Exercise inputs –
* * *
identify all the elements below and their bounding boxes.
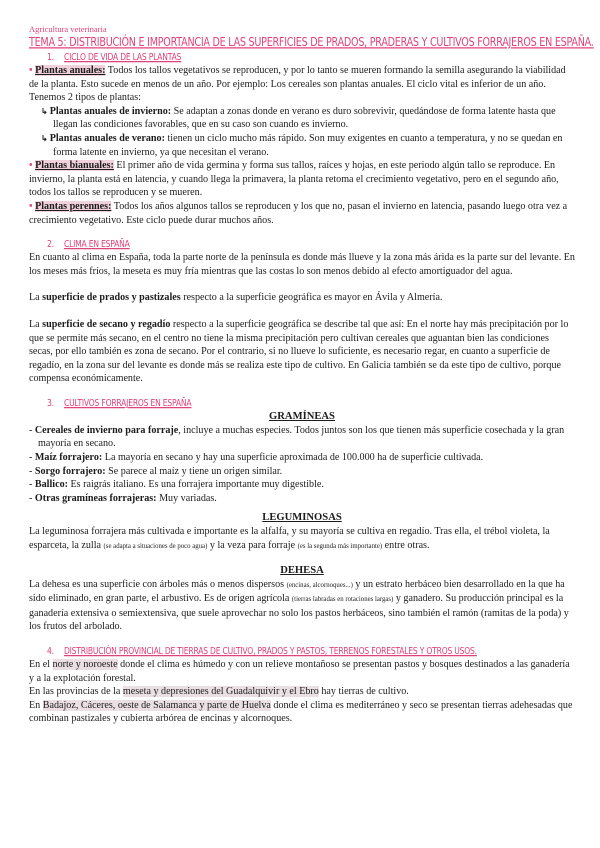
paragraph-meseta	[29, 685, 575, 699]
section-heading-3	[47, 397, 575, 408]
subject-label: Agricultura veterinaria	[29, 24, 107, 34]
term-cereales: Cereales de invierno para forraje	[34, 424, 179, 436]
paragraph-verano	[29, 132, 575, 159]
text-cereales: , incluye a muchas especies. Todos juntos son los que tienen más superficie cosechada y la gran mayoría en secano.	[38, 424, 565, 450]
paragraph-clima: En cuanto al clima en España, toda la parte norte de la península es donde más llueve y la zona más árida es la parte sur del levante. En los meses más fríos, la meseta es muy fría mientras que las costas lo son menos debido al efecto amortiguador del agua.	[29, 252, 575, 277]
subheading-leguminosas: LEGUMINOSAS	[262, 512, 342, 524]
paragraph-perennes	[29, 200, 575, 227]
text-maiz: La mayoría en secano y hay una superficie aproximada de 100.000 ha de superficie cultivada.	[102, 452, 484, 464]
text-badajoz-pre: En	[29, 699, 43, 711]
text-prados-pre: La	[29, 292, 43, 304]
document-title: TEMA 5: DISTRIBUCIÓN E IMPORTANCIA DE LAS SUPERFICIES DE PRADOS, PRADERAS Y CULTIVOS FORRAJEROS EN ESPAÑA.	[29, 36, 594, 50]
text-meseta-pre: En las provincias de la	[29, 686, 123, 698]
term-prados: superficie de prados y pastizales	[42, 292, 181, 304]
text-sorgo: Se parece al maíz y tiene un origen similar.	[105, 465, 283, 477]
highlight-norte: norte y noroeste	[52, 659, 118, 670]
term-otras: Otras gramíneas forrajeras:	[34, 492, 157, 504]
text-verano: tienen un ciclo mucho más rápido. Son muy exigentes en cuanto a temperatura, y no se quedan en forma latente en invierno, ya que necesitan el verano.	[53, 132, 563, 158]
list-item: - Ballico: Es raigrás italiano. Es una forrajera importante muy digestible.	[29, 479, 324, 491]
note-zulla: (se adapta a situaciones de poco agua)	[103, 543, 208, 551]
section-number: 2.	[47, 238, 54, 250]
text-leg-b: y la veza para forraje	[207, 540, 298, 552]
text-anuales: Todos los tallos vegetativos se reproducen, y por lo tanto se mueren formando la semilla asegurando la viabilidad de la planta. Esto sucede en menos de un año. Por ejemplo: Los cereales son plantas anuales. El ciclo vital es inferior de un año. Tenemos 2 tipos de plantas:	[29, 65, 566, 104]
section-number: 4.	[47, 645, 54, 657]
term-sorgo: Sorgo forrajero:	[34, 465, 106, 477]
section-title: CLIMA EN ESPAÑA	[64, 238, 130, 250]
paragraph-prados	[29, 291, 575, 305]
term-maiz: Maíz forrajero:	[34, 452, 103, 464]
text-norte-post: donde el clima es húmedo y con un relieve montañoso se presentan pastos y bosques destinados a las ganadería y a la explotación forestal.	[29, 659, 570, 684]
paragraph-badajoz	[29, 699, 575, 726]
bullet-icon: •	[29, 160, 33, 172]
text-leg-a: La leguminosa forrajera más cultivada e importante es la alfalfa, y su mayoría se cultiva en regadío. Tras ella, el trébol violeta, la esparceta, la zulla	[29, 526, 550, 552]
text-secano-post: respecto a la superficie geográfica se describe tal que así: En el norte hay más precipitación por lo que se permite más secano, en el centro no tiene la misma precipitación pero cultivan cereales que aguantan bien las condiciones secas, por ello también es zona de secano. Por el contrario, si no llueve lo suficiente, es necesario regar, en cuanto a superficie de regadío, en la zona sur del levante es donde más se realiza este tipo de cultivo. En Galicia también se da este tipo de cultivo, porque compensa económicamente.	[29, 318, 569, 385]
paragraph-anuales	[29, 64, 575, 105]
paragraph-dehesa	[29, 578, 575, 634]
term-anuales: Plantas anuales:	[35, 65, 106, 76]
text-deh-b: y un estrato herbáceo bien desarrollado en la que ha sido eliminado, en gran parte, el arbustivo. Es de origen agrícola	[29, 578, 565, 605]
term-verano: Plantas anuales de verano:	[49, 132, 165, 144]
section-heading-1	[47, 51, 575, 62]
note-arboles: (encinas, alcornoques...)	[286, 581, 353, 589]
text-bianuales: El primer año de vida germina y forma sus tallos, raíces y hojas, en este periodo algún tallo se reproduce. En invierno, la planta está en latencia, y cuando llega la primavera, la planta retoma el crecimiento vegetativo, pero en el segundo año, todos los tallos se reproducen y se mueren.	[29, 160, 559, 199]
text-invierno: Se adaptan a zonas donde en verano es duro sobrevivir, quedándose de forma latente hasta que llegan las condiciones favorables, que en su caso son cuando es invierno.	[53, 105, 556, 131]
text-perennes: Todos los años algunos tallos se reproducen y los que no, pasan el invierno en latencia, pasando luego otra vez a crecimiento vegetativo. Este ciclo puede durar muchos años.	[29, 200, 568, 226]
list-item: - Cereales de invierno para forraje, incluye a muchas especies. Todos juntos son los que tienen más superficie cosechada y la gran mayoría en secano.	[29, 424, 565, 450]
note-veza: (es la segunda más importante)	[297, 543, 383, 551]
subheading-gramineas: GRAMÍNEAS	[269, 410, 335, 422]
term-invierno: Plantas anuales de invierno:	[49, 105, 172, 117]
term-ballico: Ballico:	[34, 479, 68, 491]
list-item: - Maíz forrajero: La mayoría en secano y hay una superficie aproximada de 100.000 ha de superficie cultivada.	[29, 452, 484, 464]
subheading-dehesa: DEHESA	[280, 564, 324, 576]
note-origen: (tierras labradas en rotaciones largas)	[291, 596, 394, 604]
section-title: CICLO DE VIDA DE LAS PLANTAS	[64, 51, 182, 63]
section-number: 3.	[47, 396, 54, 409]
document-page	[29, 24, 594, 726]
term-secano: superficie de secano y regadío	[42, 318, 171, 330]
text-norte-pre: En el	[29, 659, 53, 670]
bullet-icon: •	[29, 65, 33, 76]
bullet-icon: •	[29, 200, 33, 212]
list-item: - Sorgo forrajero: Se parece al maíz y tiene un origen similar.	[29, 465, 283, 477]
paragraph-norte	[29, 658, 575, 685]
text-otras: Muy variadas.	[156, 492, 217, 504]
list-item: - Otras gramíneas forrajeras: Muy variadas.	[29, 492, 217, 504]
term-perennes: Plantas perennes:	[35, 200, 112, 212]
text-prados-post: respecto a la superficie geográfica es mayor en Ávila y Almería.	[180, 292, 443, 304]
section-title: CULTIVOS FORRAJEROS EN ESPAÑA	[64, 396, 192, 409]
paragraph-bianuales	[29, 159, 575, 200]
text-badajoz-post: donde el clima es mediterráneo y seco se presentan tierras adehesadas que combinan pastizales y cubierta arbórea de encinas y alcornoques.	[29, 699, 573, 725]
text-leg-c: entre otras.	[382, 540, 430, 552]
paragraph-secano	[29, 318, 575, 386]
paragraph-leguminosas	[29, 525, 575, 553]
* * *
How many lines of the data above contain the word "CULTIVOS", counting only matches with the same case? Reply with the number alone.

2